Instruction
Images do not belong in the copy. Retype all the entries below exactly.

──────── Supplied entries

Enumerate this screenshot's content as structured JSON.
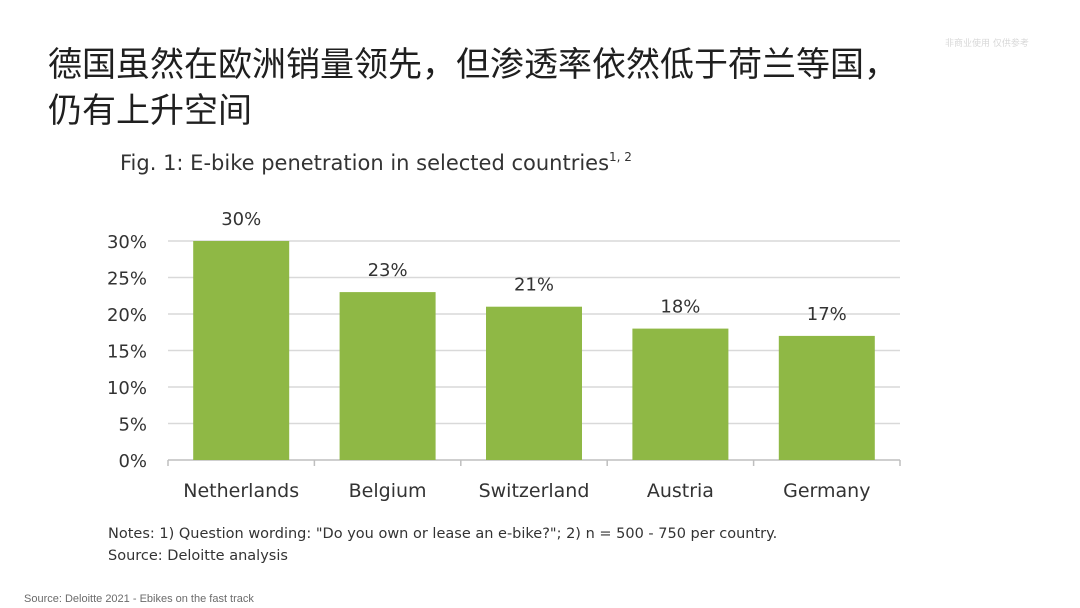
{
  "watermark": "非商业使用 仅供参考",
  "slide": {
    "title_line1": "德国虽然在欧洲销量领先，但渗透率依然低于荷兰等国，",
    "title_line2": "仍有上升空间"
  },
  "figure": {
    "title": "Fig. 1: E-bike penetration in selected countries",
    "title_sup": "1, 2",
    "notes": "Notes: 1) Question wording: \"Do you own or lease an e-bike?\"; 2) n = 500 - 750 per country.",
    "source": "Source: Deloitte analysis"
  },
  "footer": {
    "source": "Source: Deloitte 2021 - Ebikes on the fast track"
  },
  "chart_data": {
    "type": "bar",
    "title": "Fig. 1: E-bike penetration in selected countries",
    "categories": [
      "Netherlands",
      "Belgium",
      "Switzerland",
      "Austria",
      "Germany"
    ],
    "values": [
      30,
      23,
      21,
      18,
      17
    ],
    "data_labels": [
      "30%",
      "23%",
      "21%",
      "18%",
      "17%"
    ],
    "yticks": [
      0,
      5,
      10,
      15,
      20,
      25,
      30
    ],
    "ytick_labels": [
      "0%",
      "5%",
      "10%",
      "15%",
      "20%",
      "25%",
      "30%"
    ],
    "ylim": [
      0,
      30
    ],
    "grid": true,
    "bar_color": "#8fb845",
    "grid_color": "#d9d9d9",
    "axis_color": "#bfbfbf"
  }
}
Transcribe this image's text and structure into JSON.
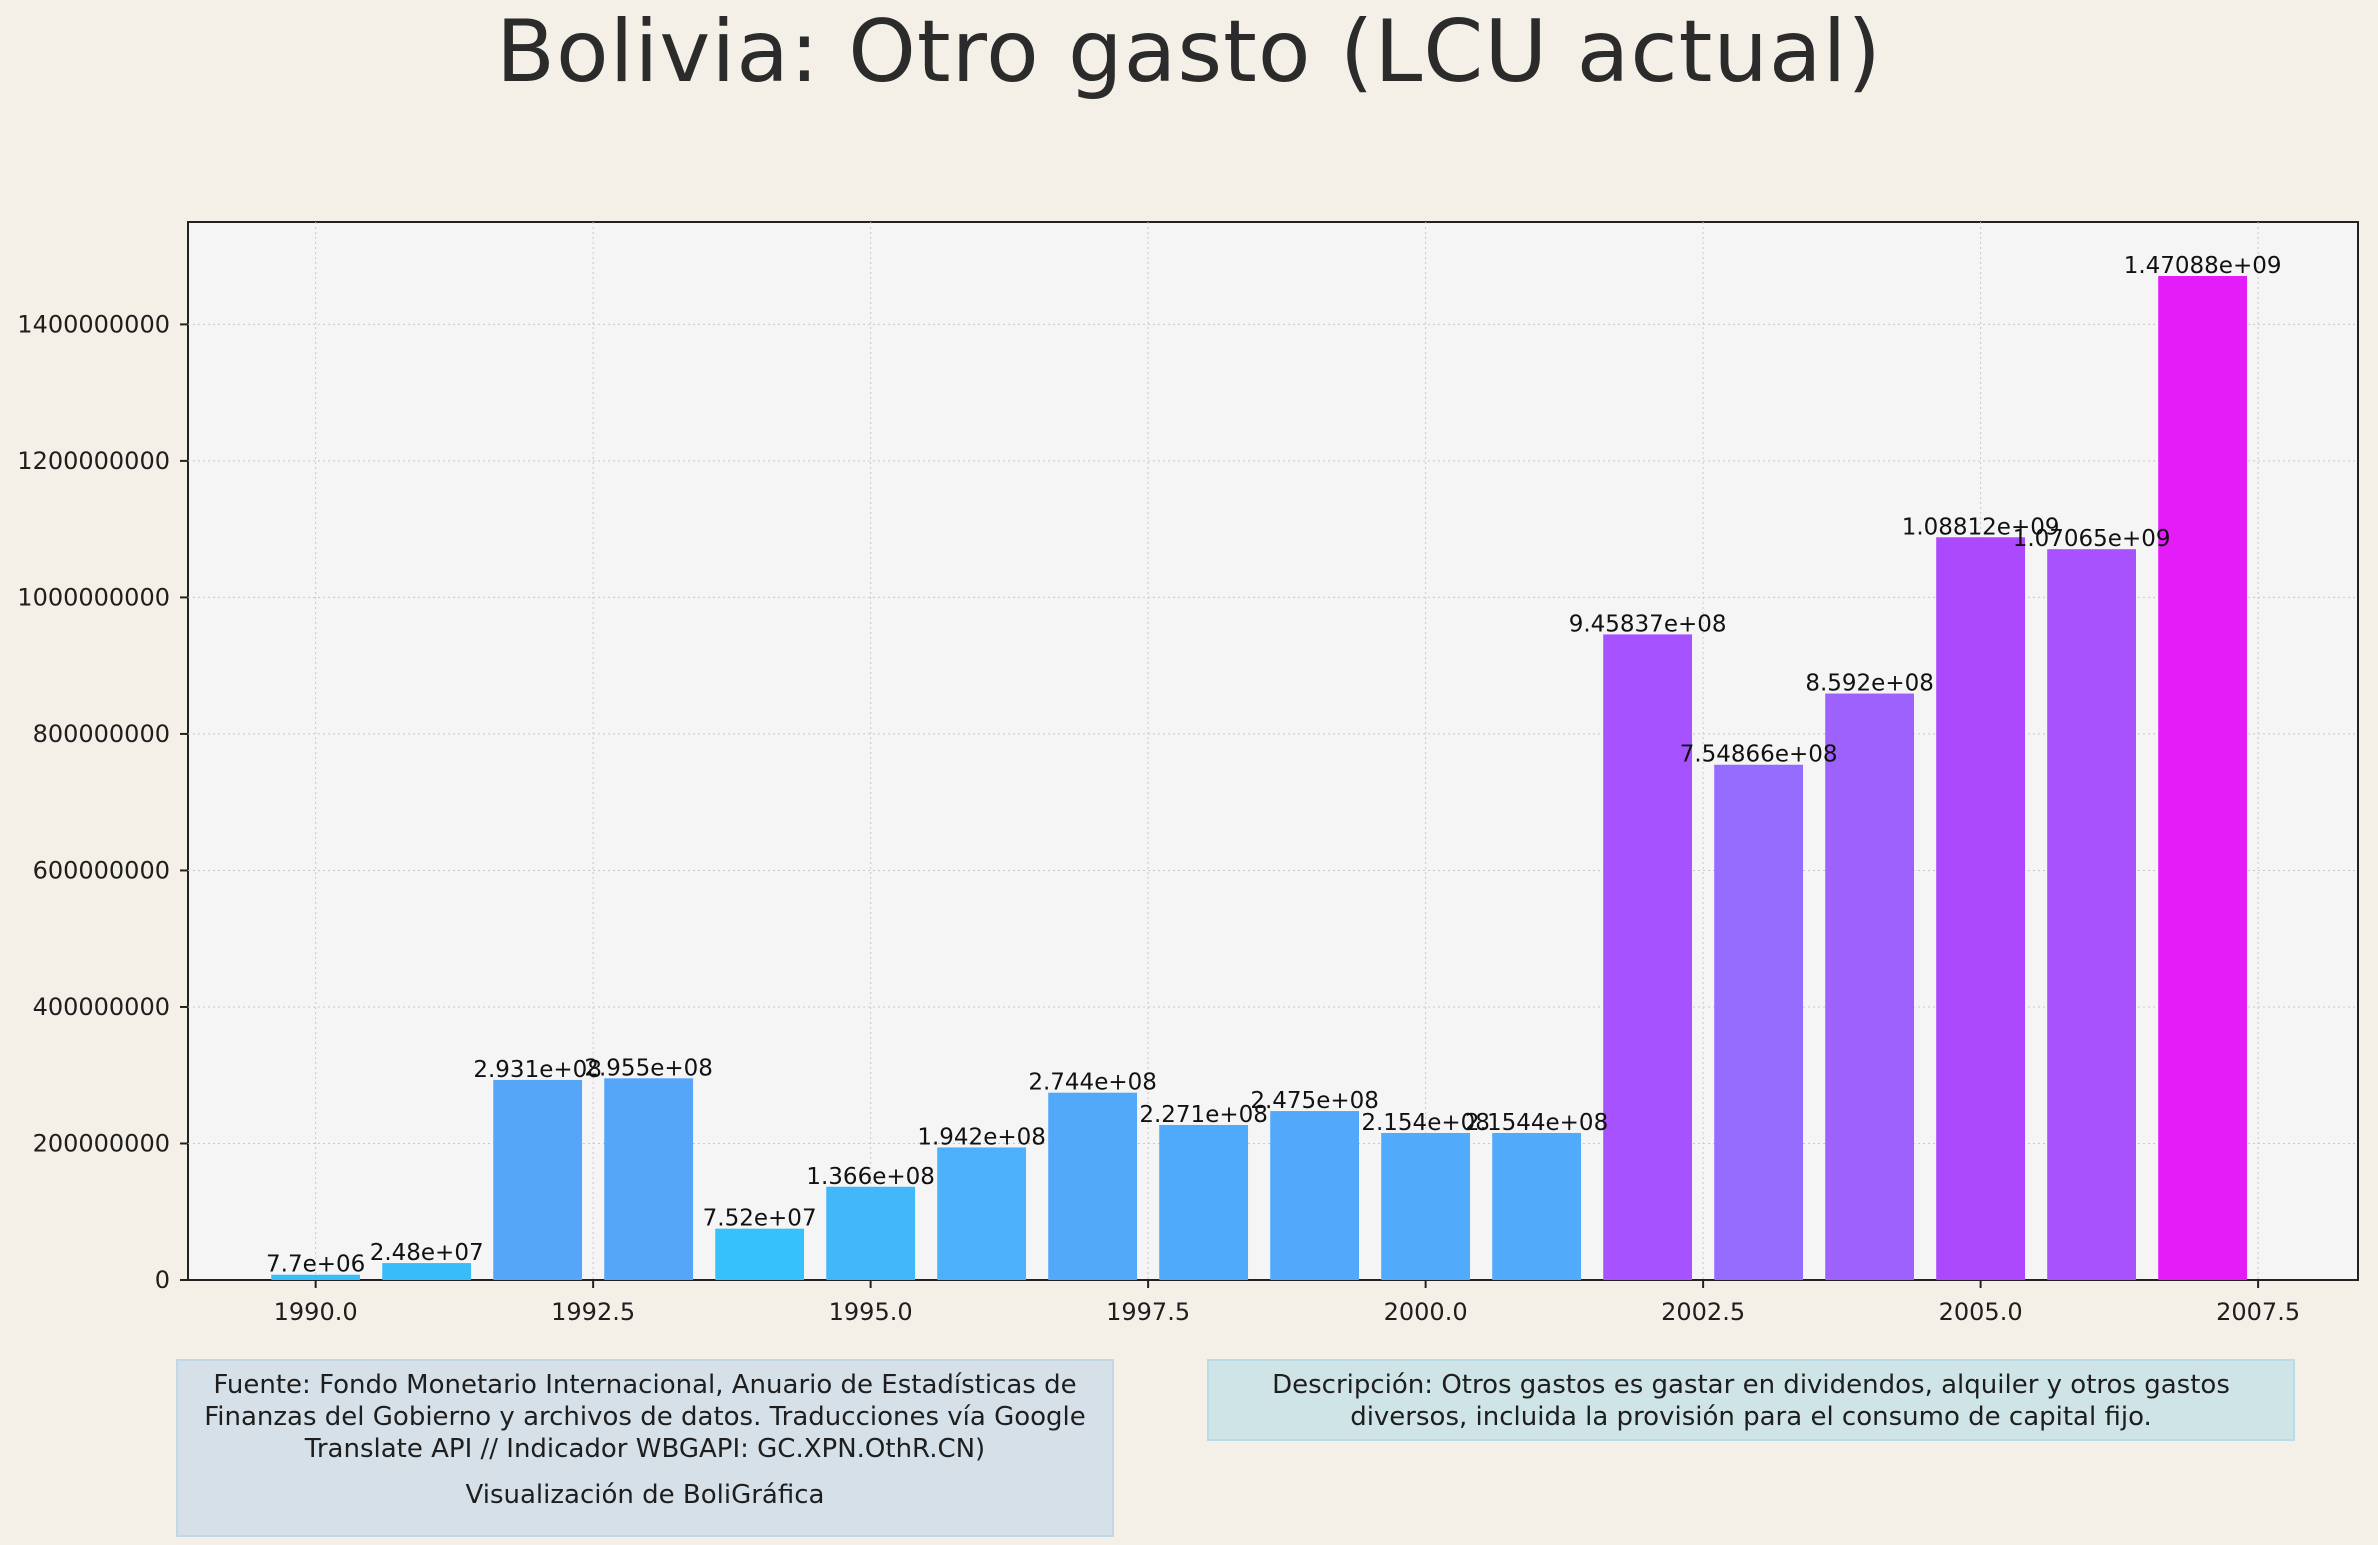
{
  "page": {
    "title": "Bolivia:  Otro gasto (LCU actual)"
  },
  "notes": {
    "source": "Fuente: Fondo Monetario Internacional, Anuario de Estadísticas de Finanzas del Gobierno y archivos de datos. Traducciones vía Google Translate API // Indicador WBGAPI: GC.XPN.OthR.CN)",
    "credit": "Visualización de BoliGráfica",
    "description": "Descripción: Otros gastos es gastar en dividendos, alquiler y otros gastos diversos, incluida la provisión para el consumo de capital fijo."
  },
  "chart_data": {
    "type": "bar",
    "title": "Bolivia:  Otro gasto (LCU actual)",
    "xlabel": "",
    "ylabel": "",
    "x": [
      1990,
      1991,
      1992,
      1993,
      1994,
      1995,
      1996,
      1997,
      1998,
      1999,
      2000,
      2001,
      2002,
      2003,
      2004,
      2005,
      2006,
      2007
    ],
    "values": [
      7700000,
      24800000,
      293100000,
      295500000,
      75200000,
      136600000,
      194200000,
      274400000,
      227100000,
      247500000,
      215400000,
      215440000,
      945837000,
      754866000,
      859200000,
      1088120000,
      1070650000,
      1470880000
    ],
    "data_labels": [
      "7.7e+06",
      "2.48e+07",
      "2.931e+08",
      "2.955e+08",
      "7.52e+07",
      "1.366e+08",
      "1.942e+08",
      "2.744e+08",
      "2.271e+08",
      "2.475e+08",
      "2.154e+08",
      "2.1544e+08",
      "9.45837e+08",
      "7.54866e+08",
      "8.592e+08",
      "1.08812e+09",
      "1.07065e+09",
      "1.47088e+09"
    ],
    "x_ticks": [
      1990.0,
      1992.5,
      1995.0,
      1997.5,
      2000.0,
      2002.5,
      2005.0,
      2007.5
    ],
    "x_tick_labels": [
      "1990.0",
      "1992.5",
      "1995.0",
      "1997.5",
      "2000.0",
      "2002.5",
      "2005.0",
      "2007.5"
    ],
    "y_ticks": [
      0,
      200000000,
      400000000,
      600000000,
      800000000,
      1000000000,
      1200000000,
      1400000000
    ],
    "y_tick_labels": [
      "0",
      "200000000",
      "400000000",
      "600000000",
      "800000000",
      "1000000000",
      "1200000000",
      "1400000000"
    ],
    "xlim": [
      1988.85,
      2008.4
    ],
    "ylim": [
      0,
      1550000000
    ],
    "grid": true,
    "bar_colors": [
      "#36bff7",
      "#38bdf8",
      "#55a6f9",
      "#55a6f9",
      "#37c1fb",
      "#42b8fb",
      "#4cb0fb",
      "#52a9fa",
      "#50aafb",
      "#52a8fa",
      "#52aafb",
      "#52aafb",
      "#a652ff",
      "#966cff",
      "#9d62fb",
      "#ad49fc",
      "#a752fc",
      "#e41cf8"
    ],
    "colors": {
      "plot_background": "#f5f5f5",
      "axis": "#222222",
      "grid": "#c8c8c8"
    }
  }
}
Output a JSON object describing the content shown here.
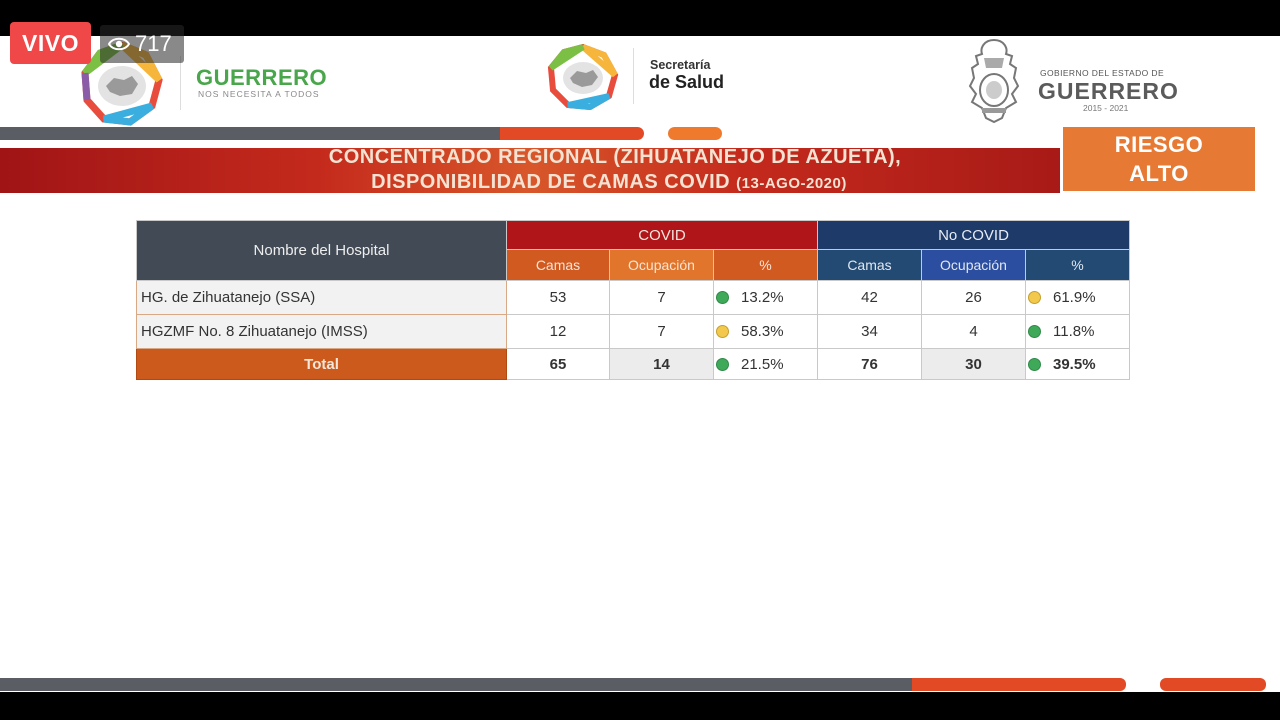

────────────────

Answer to this exercise
Enumerate this screenshot's content as structured JSON.
{
  "watermark": "非商业使用 仅供参考",
  "slide": {
    "title_line1": "德国虽然在欧洲销量领先，但渗透率依然低于荷兰等国，",
    "title_line2": "仍有上升空间"
  },
  "figure": {
    "title": "Fig. 1: E-bike penetration in selected countries",
    "title_sup": "1, 2",
    "notes": "Notes: 1) Question wording: \"Do you own or lease an e-bike?\"; 2) n = 500 - 750 per country.",
    "source": "Source: Deloitte analysis"
  },
  "footer": {
    "source": "Source: Deloitte 2021 - Ebikes on the fast track"
  },
  "chart_data": {
    "type": "bar",
    "title": "Fig. 1: E-bike penetration in selected countries",
    "categories": [
      "Netherlands",
      "Belgium",
      "Switzerland",
      "Austria",
      "Germany"
    ],
    "values": [
      30,
      23,
      21,
      18,
      17
    ],
    "data_labels": [
      "30%",
      "23%",
      "21%",
      "18%",
      "17%"
    ],
    "yticks": [
      0,
      5,
      10,
      15,
      20,
      25,
      30
    ],
    "ytick_labels": [
      "0%",
      "5%",
      "10%",
      "15%",
      "20%",
      "25%",
      "30%"
    ],
    "ylim": [
      0,
      30
    ],
    "grid": true,
    "bar_color": "#8fb845",
    "grid_color": "#d9d9d9",
    "axis_color": "#bfbfbf"
  }
}
Transcribe this image's text and structure into JSON.
{
  "page": {
    "title": "Bolivia:  Otro gasto (LCU actual)"
  },
  "notes": {
    "source": "Fuente: Fondo Monetario Internacional, Anuario de Estadísticas de Finanzas del Gobierno y archivos de datos. Traducciones vía Google Translate API // Indicador WBGAPI: GC.XPN.OthR.CN)",
    "credit": "Visualización de BoliGráfica",
    "description": "Descripción: Otros gastos es gastar en dividendos, alquiler y otros gastos diversos, incluida la provisión para el consumo de capital fijo."
  },
  "chart_data": {
    "type": "bar",
    "title": "Bolivia:  Otro gasto (LCU actual)",
    "xlabel": "",
    "ylabel": "",
    "x": [
      1990,
      1991,
      1992,
      1993,
      1994,
      1995,
      1996,
      1997,
      1998,
      1999,
      2000,
      2001,
      2002,
      2003,
      2004,
      2005,
      2006,
      2007
    ],
    "values": [
      7700000,
      24800000,
      293100000,
      295500000,
      75200000,
      136600000,
      194200000,
      274400000,
      227100000,
      247500000,
      215400000,
      215440000,
      945837000,
      754866000,
      859200000,
      1088120000,
      1070650000,
      1470880000
    ],
    "data_labels": [
      "7.7e+06",
      "2.48e+07",
      "2.931e+08",
      "2.955e+08",
      "7.52e+07",
      "1.366e+08",
      "1.942e+08",
      "2.744e+08",
      "2.271e+08",
      "2.475e+08",
      "2.154e+08",
      "2.1544e+08",
      "9.45837e+08",
      "7.54866e+08",
      "8.592e+08",
      "1.08812e+09",
      "1.07065e+09",
      "1.47088e+09"
    ],
    "x_ticks": [
      1990.0,
      1992.5,
      1995.0,
      1997.5,
      2000.0,
      2002.5,
      2005.0,
      2007.5
    ],
    "x_tick_labels": [
      "1990.0",
      "1992.5",
      "1995.0",
      "1997.5",
      "2000.0",
      "2002.5",
      "2005.0",
      "2007.5"
    ],
    "y_ticks": [
      0,
      200000000,
      400000000,
      600000000,
      800000000,
      1000000000,
      1200000000,
      1400000000
    ],
    "y_tick_labels": [
      "0",
      "200000000",
      "400000000",
      "600000000",
      "800000000",
      "1000000000",
      "1200000000",
      "1400000000"
    ],
    "xlim": [
      1988.85,
      2008.4
    ],
    "ylim": [
      0,
      1550000000
    ],
    "grid": true,
    "bar_colors": [
      "#36bff7",
      "#38bdf8",
      "#55a6f9",
      "#55a6f9",
      "#37c1fb",
      "#42b8fb",
      "#4cb0fb",
      "#52a9fa",
      "#50aafb",
      "#52a8fa",
      "#52aafb",
      "#52aafb",
      "#a652ff",
      "#966cff",
      "#9d62fb",
      "#ad49fc",
      "#a752fc",
      "#e41cf8"
    ],
    "colors": {
      "plot_background": "#f5f5f5",
      "axis": "#222222",
      "grid": "#c8c8c8"
    }
  }
}
Output a JSON object describing the content shown here.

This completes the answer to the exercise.